▸ PROBLEM TO SOLVE:
Copy down every line where the string "text" shows up.
══ THE INPUT ══
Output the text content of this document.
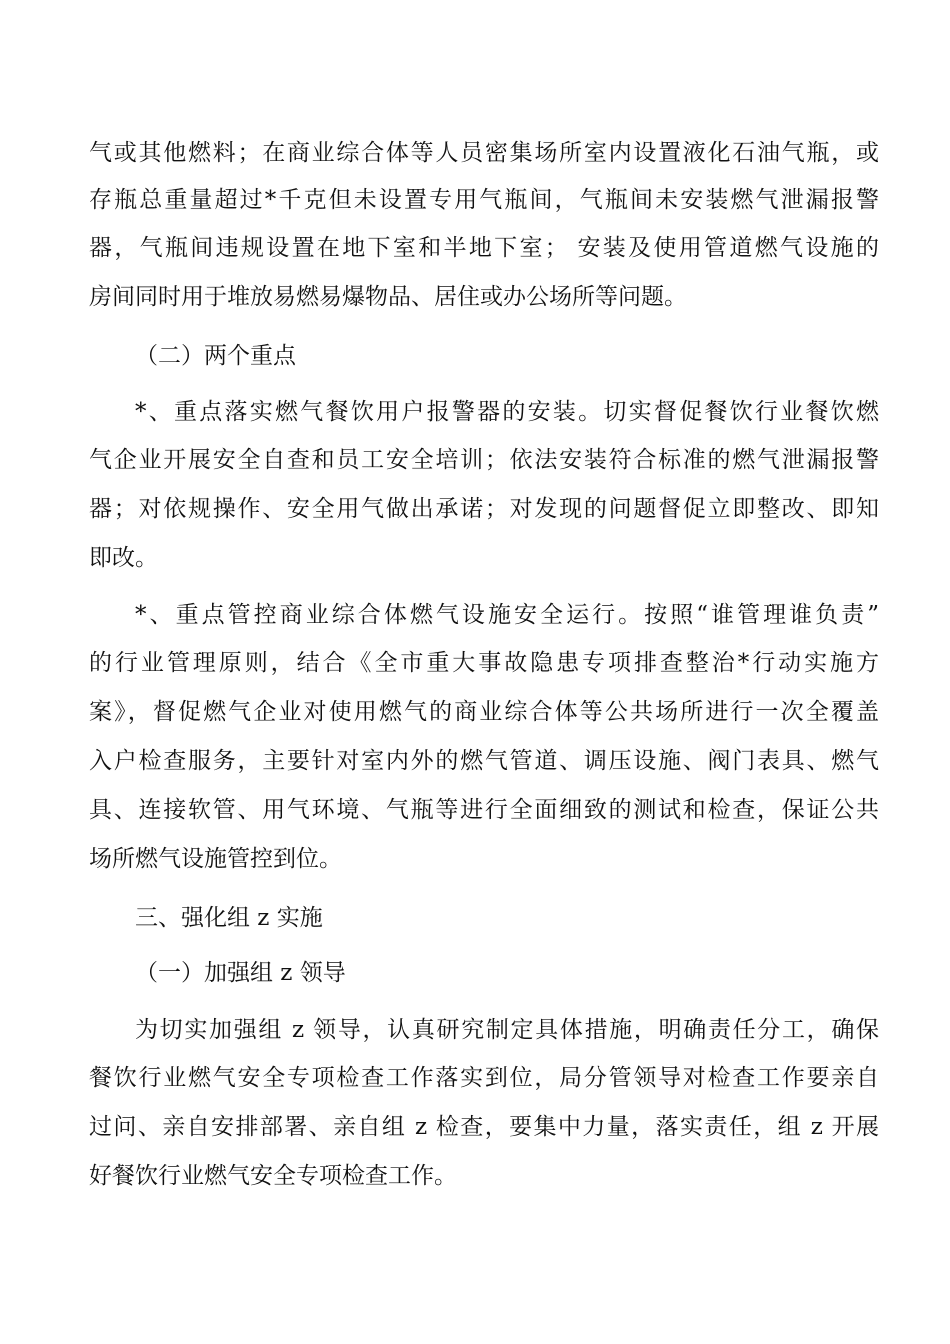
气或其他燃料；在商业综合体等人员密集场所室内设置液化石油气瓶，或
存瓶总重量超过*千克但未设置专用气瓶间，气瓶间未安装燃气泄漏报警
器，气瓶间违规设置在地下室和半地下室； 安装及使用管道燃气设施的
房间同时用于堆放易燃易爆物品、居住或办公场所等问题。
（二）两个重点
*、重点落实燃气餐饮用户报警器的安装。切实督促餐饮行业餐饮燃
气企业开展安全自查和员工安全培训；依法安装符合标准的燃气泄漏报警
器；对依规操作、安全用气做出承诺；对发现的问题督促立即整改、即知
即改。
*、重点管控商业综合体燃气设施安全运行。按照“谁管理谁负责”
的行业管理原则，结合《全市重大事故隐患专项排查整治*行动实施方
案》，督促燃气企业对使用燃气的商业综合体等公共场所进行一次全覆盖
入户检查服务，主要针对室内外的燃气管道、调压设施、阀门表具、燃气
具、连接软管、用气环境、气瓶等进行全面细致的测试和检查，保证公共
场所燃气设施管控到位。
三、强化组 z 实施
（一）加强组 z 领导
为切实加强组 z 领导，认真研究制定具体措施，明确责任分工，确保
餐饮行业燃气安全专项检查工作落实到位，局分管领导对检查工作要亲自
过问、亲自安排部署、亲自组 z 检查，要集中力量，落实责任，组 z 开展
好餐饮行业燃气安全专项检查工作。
═══
══ THE INPUT ══
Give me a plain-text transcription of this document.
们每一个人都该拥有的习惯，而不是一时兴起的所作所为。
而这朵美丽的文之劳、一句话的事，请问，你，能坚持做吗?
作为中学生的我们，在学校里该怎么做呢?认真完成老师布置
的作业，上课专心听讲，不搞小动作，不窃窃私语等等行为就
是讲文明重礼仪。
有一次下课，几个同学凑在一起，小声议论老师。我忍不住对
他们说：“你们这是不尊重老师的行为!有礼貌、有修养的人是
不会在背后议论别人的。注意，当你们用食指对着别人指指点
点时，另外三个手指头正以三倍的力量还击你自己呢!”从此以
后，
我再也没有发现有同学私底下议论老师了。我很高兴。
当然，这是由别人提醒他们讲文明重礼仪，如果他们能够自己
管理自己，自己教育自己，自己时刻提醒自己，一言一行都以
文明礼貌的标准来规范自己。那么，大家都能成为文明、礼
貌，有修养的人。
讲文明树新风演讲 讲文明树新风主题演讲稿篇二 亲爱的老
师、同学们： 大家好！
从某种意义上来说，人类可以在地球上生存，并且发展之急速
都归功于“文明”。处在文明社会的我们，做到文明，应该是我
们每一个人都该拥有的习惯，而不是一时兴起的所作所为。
═══
▸ EXERCISE OUTPUT:
Output the text content of this document.
Give me a plain-text transcription of this document.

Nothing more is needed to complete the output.